— SUPPLIED RECORDS —
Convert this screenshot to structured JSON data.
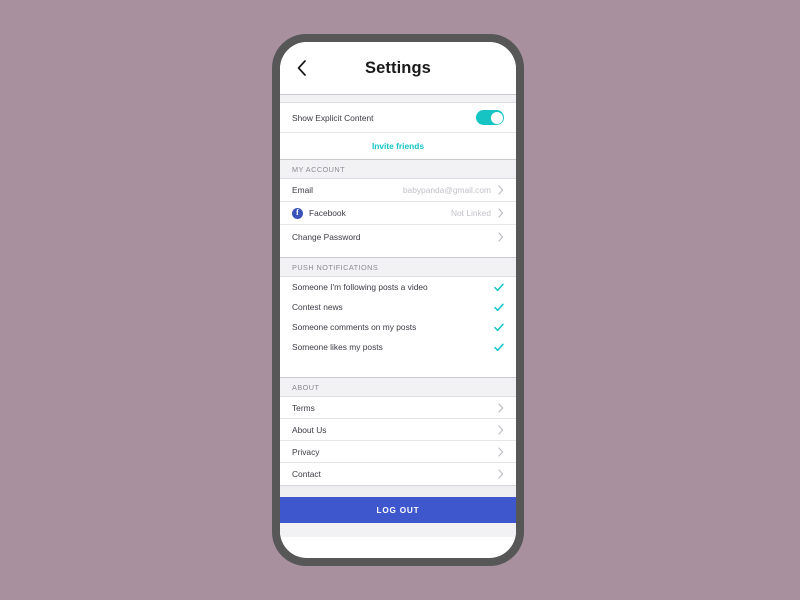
{
  "theme": {
    "page_background": "#a8909f",
    "phone_frame": "#575757",
    "accent_teal": "#16c4c4",
    "accent_blue": "#3e57cd",
    "facebook_blue": "#3a53ba",
    "section_header_bg": "#f2f2f4",
    "muted_text": "#c2c2c9"
  },
  "nav": {
    "back_icon": "chevron-left-icon",
    "title": "Settings"
  },
  "top_section": {
    "explicit": {
      "label": "Show Explicit Content",
      "toggle_state": "on"
    },
    "invite": {
      "label": "Invite friends"
    }
  },
  "my_account": {
    "header": "MY ACCOUNT",
    "rows": [
      {
        "label": "Email",
        "value": "babypanda@gmail.com",
        "accessory": "chevron-right-icon",
        "icon": null
      },
      {
        "label": "Facebook",
        "value": "Not Linked",
        "accessory": "chevron-right-icon",
        "icon": "facebook-icon"
      },
      {
        "label": "Change Password",
        "value": "",
        "accessory": "chevron-right-icon",
        "icon": null
      }
    ]
  },
  "push_notifications": {
    "header": "PUSH NOTIFICATIONS",
    "rows": [
      {
        "label": "Someone I'm following posts a video",
        "checked": true
      },
      {
        "label": "Contest news",
        "checked": true
      },
      {
        "label": "Someone comments on my posts",
        "checked": true
      },
      {
        "label": "Someone likes my posts",
        "checked": true
      }
    ]
  },
  "about": {
    "header": "ABOUT",
    "rows": [
      {
        "label": "Terms",
        "accessory": "chevron-right-icon"
      },
      {
        "label": "About Us",
        "accessory": "chevron-right-icon"
      },
      {
        "label": "Privacy",
        "accessory": "chevron-right-icon"
      },
      {
        "label": "Contact",
        "accessory": "chevron-right-icon"
      }
    ]
  },
  "footer": {
    "logout_label": "LOG OUT"
  }
}
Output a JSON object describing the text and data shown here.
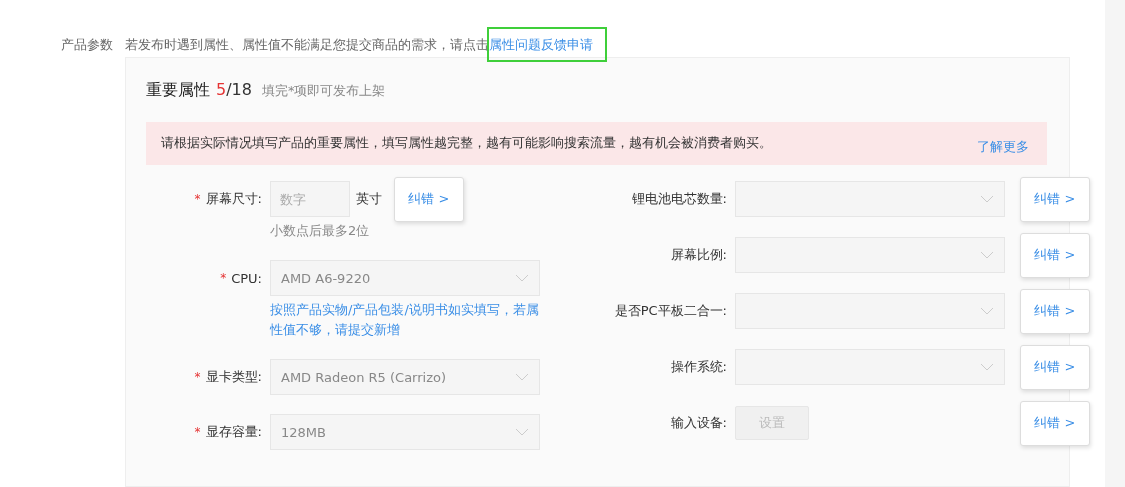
{
  "section": {
    "label": "产品参数",
    "notice": "若发布时遇到属性、属性值不能满足您提交商品的需求，请点击",
    "notice_link": "属性问题反馈申请"
  },
  "panel": {
    "title": "重要属性",
    "count": "5",
    "total": "/18",
    "subtitle": "填完*项即可发布上架",
    "alert": {
      "text": "请根据实际情况填写产品的重要属性，填写属性越完整，越有可能影响搜索流量，越有机会被消费者购买。",
      "link": "了解更多"
    },
    "left_fields": [
      {
        "kind": "number",
        "required_mark": "*",
        "label": "屏幕尺寸:",
        "placeholder": "数字",
        "unit": "英寸",
        "correction": "纠错 >",
        "hint": {
          "kind": "note",
          "text": "小数点后最多2位"
        }
      },
      {
        "kind": "select",
        "required_mark": "*",
        "label": "CPU:",
        "value": "AMD A6-9220",
        "hint": {
          "kind": "link",
          "text": "按照产品实物/产品包装/说明书如实填写，若属性值不够，请提交新增"
        }
      },
      {
        "kind": "select",
        "required_mark": "*",
        "label": "显卡类型:",
        "value": "AMD Radeon R5 (Carrizo)"
      },
      {
        "kind": "select",
        "required_mark": "*",
        "label": "显存容量:",
        "value": "128MB"
      }
    ],
    "right_fields": [
      {
        "kind": "select",
        "label": "锂电池电芯数量:",
        "correction": "纠错 >"
      },
      {
        "kind": "select",
        "label": "屏幕比例:",
        "correction": "纠错 >"
      },
      {
        "kind": "select",
        "label": "是否PC平板二合一:",
        "correction": "纠错 >"
      },
      {
        "kind": "select",
        "label": "操作系统:",
        "correction": "纠错 >"
      },
      {
        "kind": "button",
        "label": "输入设备:",
        "button": "设置",
        "correction": "纠错 >"
      }
    ]
  }
}
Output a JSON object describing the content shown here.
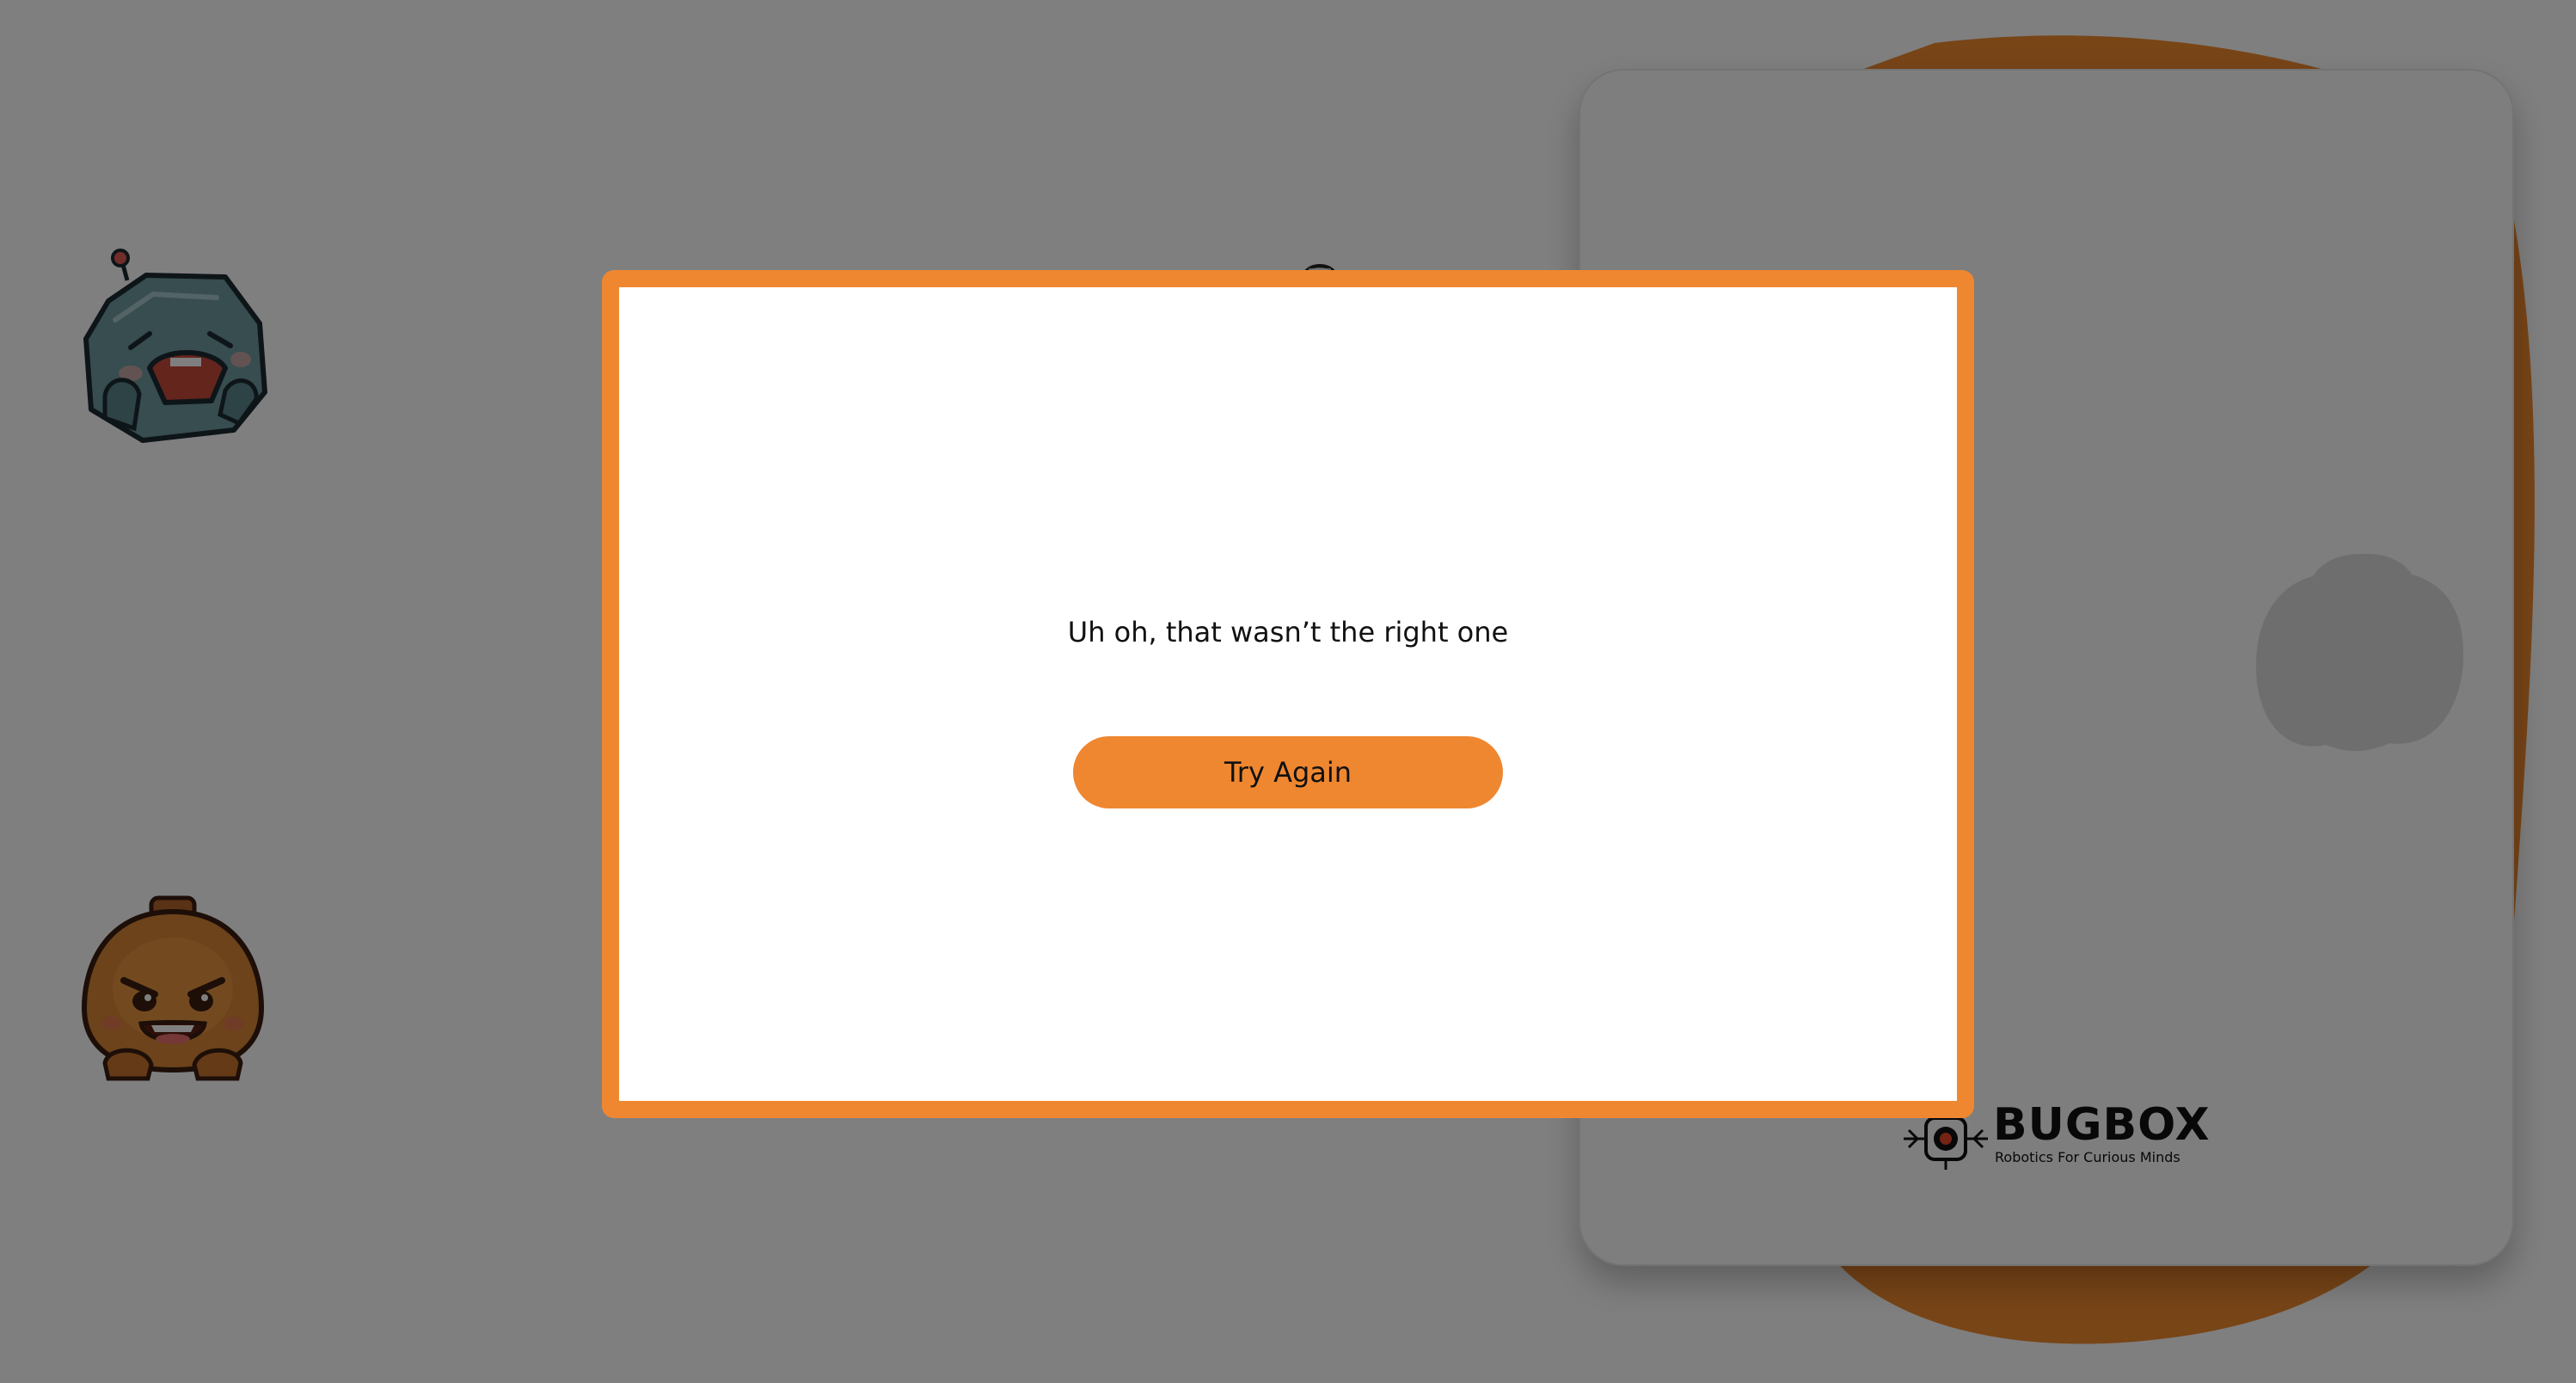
{
  "modal": {
    "message": "Uh oh, that wasn’t the right one",
    "button_label": "Try Again"
  },
  "brand": {
    "name": "BUGBOX",
    "tagline": "Robotics For Curious Minds"
  },
  "icons": {
    "teal_robot": "laughing-teal-robot-icon",
    "orange_robot": "grinning-orange-robot-icon",
    "card_target": "robot-silhouette-icon",
    "peeking_robot": "peeking-robot-antenna-icon",
    "logo": "bugbox-logo-icon"
  },
  "colors": {
    "accent": "#ef8731",
    "overlay": "rgba(0,0,0,0.5)",
    "modal_background": "#ffffff",
    "text": "#111111"
  }
}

— WHAT YOU WILL DO —
Print the whole listing above once more, word for word, without its pictures.

— WRITTEN REPLY —
Convert this screenshot to structured JSON data.
{
  "theme": {
    "page_background": "#a8909f",
    "phone_frame": "#575757",
    "accent_teal": "#16c4c4",
    "accent_blue": "#3e57cd",
    "facebook_blue": "#3a53ba",
    "section_header_bg": "#f2f2f4",
    "muted_text": "#c2c2c9"
  },
  "nav": {
    "back_icon": "chevron-left-icon",
    "title": "Settings"
  },
  "top_section": {
    "explicit": {
      "label": "Show Explicit Content",
      "toggle_state": "on"
    },
    "invite": {
      "label": "Invite friends"
    }
  },
  "my_account": {
    "header": "MY ACCOUNT",
    "rows": [
      {
        "label": "Email",
        "value": "babypanda@gmail.com",
        "accessory": "chevron-right-icon",
        "icon": null
      },
      {
        "label": "Facebook",
        "value": "Not Linked",
        "accessory": "chevron-right-icon",
        "icon": "facebook-icon"
      },
      {
        "label": "Change Password",
        "value": "",
        "accessory": "chevron-right-icon",
        "icon": null
      }
    ]
  },
  "push_notifications": {
    "header": "PUSH NOTIFICATIONS",
    "rows": [
      {
        "label": "Someone I'm following posts a video",
        "checked": true
      },
      {
        "label": "Contest news",
        "checked": true
      },
      {
        "label": "Someone comments on my posts",
        "checked": true
      },
      {
        "label": "Someone likes my posts",
        "checked": true
      }
    ]
  },
  "about": {
    "header": "ABOUT",
    "rows": [
      {
        "label": "Terms",
        "accessory": "chevron-right-icon"
      },
      {
        "label": "About Us",
        "accessory": "chevron-right-icon"
      },
      {
        "label": "Privacy",
        "accessory": "chevron-right-icon"
      },
      {
        "label": "Contact",
        "accessory": "chevron-right-icon"
      }
    ]
  },
  "footer": {
    "logout_label": "LOG OUT"
  }
}
Output a JSON object describing the text and data shown here.
{
  "section": {
    "label": "产品参数",
    "notice": "若发布时遇到属性、属性值不能满足您提交商品的需求，请点击",
    "notice_link": "属性问题反馈申请"
  },
  "panel": {
    "title": "重要属性",
    "count": "5",
    "total": "/18",
    "subtitle": "填完*项即可发布上架",
    "alert": {
      "text": "请根据实际情况填写产品的重要属性，填写属性越完整，越有可能影响搜索流量，越有机会被消费者购买。",
      "link": "了解更多"
    },
    "left_fields": [
      {
        "kind": "number",
        "required_mark": "*",
        "label": "屏幕尺寸:",
        "placeholder": "数字",
        "unit": "英寸",
        "correction": "纠错 >",
        "hint": {
          "kind": "note",
          "text": "小数点后最多2位"
        }
      },
      {
        "kind": "select",
        "required_mark": "*",
        "label": "CPU:",
        "value": "AMD A6-9220",
        "hint": {
          "kind": "link",
          "text": "按照产品实物/产品包装/说明书如实填写，若属性值不够，请提交新增"
        }
      },
      {
        "kind": "select",
        "required_mark": "*",
        "label": "显卡类型:",
        "value": "AMD Radeon R5 (Carrizo)"
      },
      {
        "kind": "select",
        "required_mark": "*",
        "label": "显存容量:",
        "value": "128MB"
      }
    ],
    "right_fields": [
      {
        "kind": "select",
        "label": "锂电池电芯数量:",
        "correction": "纠错 >"
      },
      {
        "kind": "select",
        "label": "屏幕比例:",
        "correction": "纠错 >"
      },
      {
        "kind": "select",
        "label": "是否PC平板二合一:",
        "correction": "纠错 >"
      },
      {
        "kind": "select",
        "label": "操作系统:",
        "correction": "纠错 >"
      },
      {
        "kind": "button",
        "label": "输入设备:",
        "button": "设置",
        "correction": "纠错 >"
      }
    ]
  }
}
Output a JSON object describing the content shown here.
{
  "modal": {
    "message": "Uh oh, that wasn’t the right one",
    "button_label": "Try Again"
  },
  "brand": {
    "name": "BUGBOX",
    "tagline": "Robotics For Curious Minds"
  },
  "icons": {
    "teal_robot": "laughing-teal-robot-icon",
    "orange_robot": "grinning-orange-robot-icon",
    "card_target": "robot-silhouette-icon",
    "peeking_robot": "peeking-robot-antenna-icon",
    "logo": "bugbox-logo-icon"
  },
  "colors": {
    "accent": "#ef8731",
    "overlay": "rgba(0,0,0,0.5)",
    "modal_background": "#ffffff",
    "text": "#111111"
  }
}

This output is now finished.